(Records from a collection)
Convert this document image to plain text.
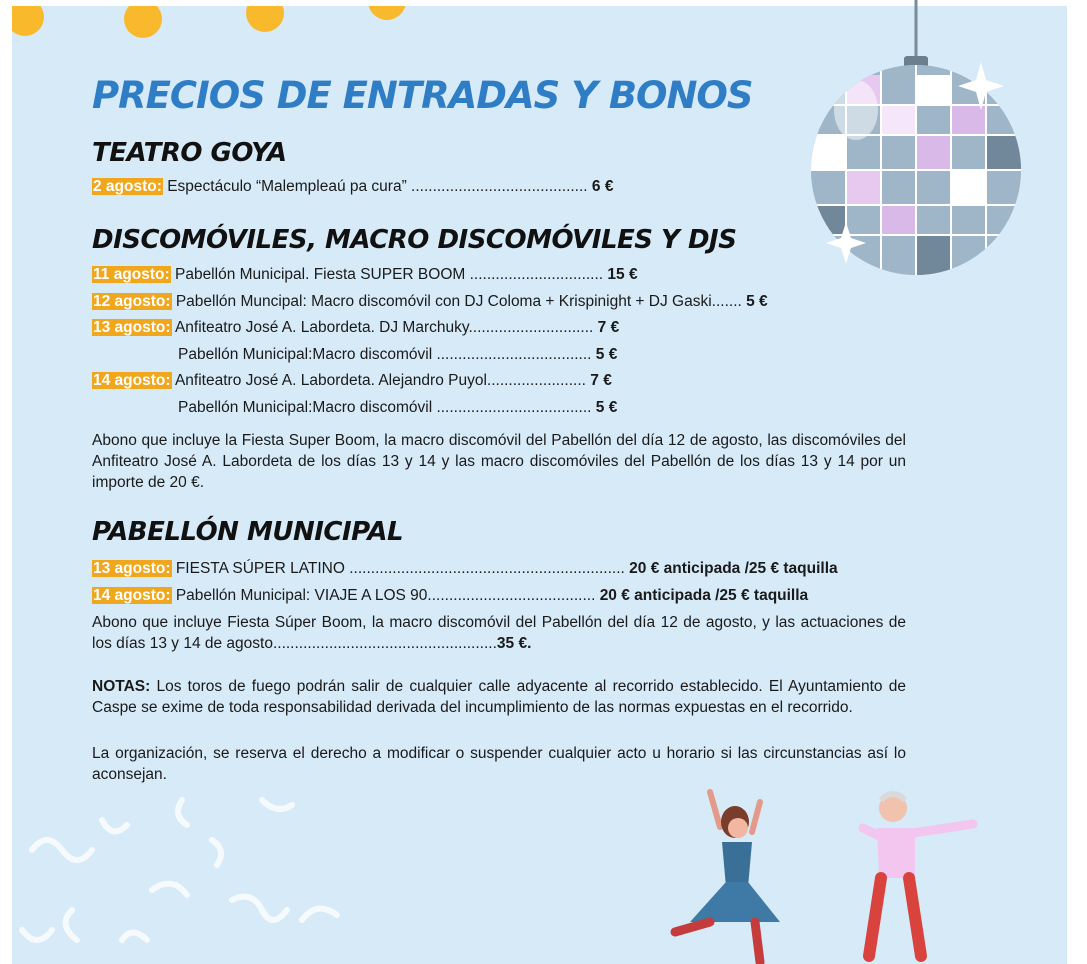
PRECIOS DE ENTRADAS Y BONOS
TEATRO GOYA
2 agosto: Espectáculo “Malempleaú pa cura” ......................................... 6 €
DISCOMÓVILES, MACRO DISCOMÓVILES Y DJS
11 agosto: Pabellón Municipal. Fiesta SUPER BOOM ............................... 15 €
12 agosto: Pabellón Muncipal: Macro discomóvil con DJ Coloma + Krispinight + DJ Gaski....... 5 €
13 agosto: Anfiteatro José A. Labordeta. DJ Marchuky............................. 7 €
Pabellón Municipal:Macro discomóvil .................................... 5 €
14 agosto: Anfiteatro José A. Labordeta. Alejandro Puyol....................... 7 €
Pabellón Municipal:Macro discomóvil .................................... 5 €
Abono que incluye la Fiesta Super Boom, la macro discomóvil del Pabellón del día 12 de agosto, las discomóviles del Anfiteatro José A. Labordeta de los días 13 y 14 y las macro discomóviles del Pabellón de los días 13 y 14 por un importe de 20 €.
PABELLÓN MUNICIPAL
13 agosto: FIESTA SÚPER LATINO ................................................................ 20 € anticipada /25 € taquilla
14 agosto: Pabellón Municipal: VIAJE A LOS 90....................................... 20 € anticipada /25 € taquilla
Abono que incluye Fiesta Súper Boom, la macro discomóvil del Pabellón del día 12 de agosto, y las actuaciones de los días 13 y 14 de agosto....................................................35 €.
NOTAS: Los toros de fuego podrán salir de cualquier calle adyacente al recorrido establecido. El Ayuntamiento de Caspe se exime de toda responsabilidad derivada del incumplimiento de las normas expuestas en el recorrido.
La organización, se reserva el derecho a modificar o suspender cualquier acto u horario si las circunstancias así lo aconsejan.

▶ Your goal:
Keep the pictures out and write out the records exactly.

▶ Written answer:
Convert this document image to plain text.
PRECIOS DE ENTRADAS Y BONOS
TEATRO GOYA
2 agosto: Espectáculo “Malempleaú pa cura” ......................................... 6 €
DISCOMÓVILES, MACRO DISCOMÓVILES Y DJS
11 agosto: Pabellón Municipal. Fiesta SUPER BOOM ............................... 15 €
12 agosto: Pabellón Muncipal: Macro discomóvil con DJ Coloma + Krispinight + DJ Gaski....... 5 €
13 agosto: Anfiteatro José A. Labordeta. DJ Marchuky............................. 7 €
Pabellón Municipal:Macro discomóvil .................................... 5 €
14 agosto: Anfiteatro José A. Labordeta. Alejandro Puyol....................... 7 €
Pabellón Municipal:Macro discomóvil .................................... 5 €
Abono que incluye la Fiesta Super Boom, la macro discomóvil del Pabellón del día 12 de agosto, las discomóviles del Anfiteatro José A. Labordeta de los días 13 y 14 y las macro discomóviles del Pabellón de los días 13 y 14 por un importe de 20 €.
PABELLÓN MUNICIPAL
13 agosto: FIESTA SÚPER LATINO ................................................................ 20 € anticipada /25 € taquilla
14 agosto: Pabellón Municipal: VIAJE A LOS 90....................................... 20 € anticipada /25 € taquilla
Abono que incluye Fiesta Súper Boom, la macro discomóvil del Pabellón del día 12 de agosto, y las actuaciones de los días 13 y 14 de agosto....................................................35 €.
NOTAS: Los toros de fuego podrán salir de cualquier calle adyacente al recorrido establecido. El Ayuntamiento de Caspe se exime de toda responsabilidad derivada del incumplimiento de las normas expuestas en el recorrido.
La organización, se reserva el derecho a modificar o suspender cualquier acto u horario si las circunstancias así lo aconsejan.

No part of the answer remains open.